- _Data_:
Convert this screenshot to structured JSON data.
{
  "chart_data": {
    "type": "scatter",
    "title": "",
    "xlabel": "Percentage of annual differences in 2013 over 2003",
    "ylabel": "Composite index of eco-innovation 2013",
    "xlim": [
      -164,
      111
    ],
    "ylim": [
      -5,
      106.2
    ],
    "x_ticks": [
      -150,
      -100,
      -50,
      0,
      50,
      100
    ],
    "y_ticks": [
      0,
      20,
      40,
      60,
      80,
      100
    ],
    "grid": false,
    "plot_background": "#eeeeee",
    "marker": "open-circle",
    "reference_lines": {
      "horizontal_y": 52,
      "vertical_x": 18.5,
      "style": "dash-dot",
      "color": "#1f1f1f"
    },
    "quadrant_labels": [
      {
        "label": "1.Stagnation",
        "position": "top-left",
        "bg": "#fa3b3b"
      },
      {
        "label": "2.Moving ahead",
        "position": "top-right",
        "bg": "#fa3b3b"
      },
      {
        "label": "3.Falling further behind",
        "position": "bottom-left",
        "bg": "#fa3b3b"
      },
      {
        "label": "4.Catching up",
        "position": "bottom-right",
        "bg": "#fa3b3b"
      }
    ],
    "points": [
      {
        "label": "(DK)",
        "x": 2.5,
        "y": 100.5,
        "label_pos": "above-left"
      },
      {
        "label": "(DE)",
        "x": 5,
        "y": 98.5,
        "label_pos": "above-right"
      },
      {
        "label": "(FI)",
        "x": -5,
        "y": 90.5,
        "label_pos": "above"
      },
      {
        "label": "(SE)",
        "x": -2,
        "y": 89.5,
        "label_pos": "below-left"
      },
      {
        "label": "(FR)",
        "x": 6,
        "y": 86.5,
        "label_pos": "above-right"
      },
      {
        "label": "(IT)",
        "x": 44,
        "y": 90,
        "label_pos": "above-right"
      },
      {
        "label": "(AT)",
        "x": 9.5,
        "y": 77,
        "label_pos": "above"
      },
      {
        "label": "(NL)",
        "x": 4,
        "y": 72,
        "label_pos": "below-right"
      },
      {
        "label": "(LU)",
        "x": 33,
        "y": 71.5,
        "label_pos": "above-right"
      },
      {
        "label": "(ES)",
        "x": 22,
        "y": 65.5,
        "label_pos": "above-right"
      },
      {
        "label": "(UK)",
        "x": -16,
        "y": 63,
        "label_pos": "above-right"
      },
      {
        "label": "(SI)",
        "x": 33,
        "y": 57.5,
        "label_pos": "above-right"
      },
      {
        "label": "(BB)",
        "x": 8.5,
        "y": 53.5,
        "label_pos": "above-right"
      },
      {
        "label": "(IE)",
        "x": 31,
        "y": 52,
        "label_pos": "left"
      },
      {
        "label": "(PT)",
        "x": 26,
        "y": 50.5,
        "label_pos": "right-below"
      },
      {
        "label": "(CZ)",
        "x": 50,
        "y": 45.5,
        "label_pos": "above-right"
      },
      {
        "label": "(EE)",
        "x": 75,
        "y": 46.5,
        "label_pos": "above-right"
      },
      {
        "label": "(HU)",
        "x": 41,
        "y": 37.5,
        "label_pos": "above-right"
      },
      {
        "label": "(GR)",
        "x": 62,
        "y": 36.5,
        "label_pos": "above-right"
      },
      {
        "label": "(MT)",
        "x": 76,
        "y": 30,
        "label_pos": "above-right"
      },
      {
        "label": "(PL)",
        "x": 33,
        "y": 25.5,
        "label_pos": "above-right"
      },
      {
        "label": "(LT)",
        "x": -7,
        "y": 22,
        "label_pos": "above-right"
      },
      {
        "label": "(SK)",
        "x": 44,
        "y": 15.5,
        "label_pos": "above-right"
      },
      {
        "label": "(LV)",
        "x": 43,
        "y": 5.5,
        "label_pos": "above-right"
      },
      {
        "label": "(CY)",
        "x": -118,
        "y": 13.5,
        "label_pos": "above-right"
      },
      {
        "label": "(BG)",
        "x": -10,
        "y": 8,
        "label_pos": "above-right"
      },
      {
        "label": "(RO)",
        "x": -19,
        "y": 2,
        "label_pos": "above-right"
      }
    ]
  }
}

- _Stated task_:
Look through the data and gather every line with the string "left" in it.

- _Written answer_:
        "position": "top-left",
        "position": "bottom-left",
        "label_pos": "above-left"
        "label_pos": "below-left"
        "label_pos": "left"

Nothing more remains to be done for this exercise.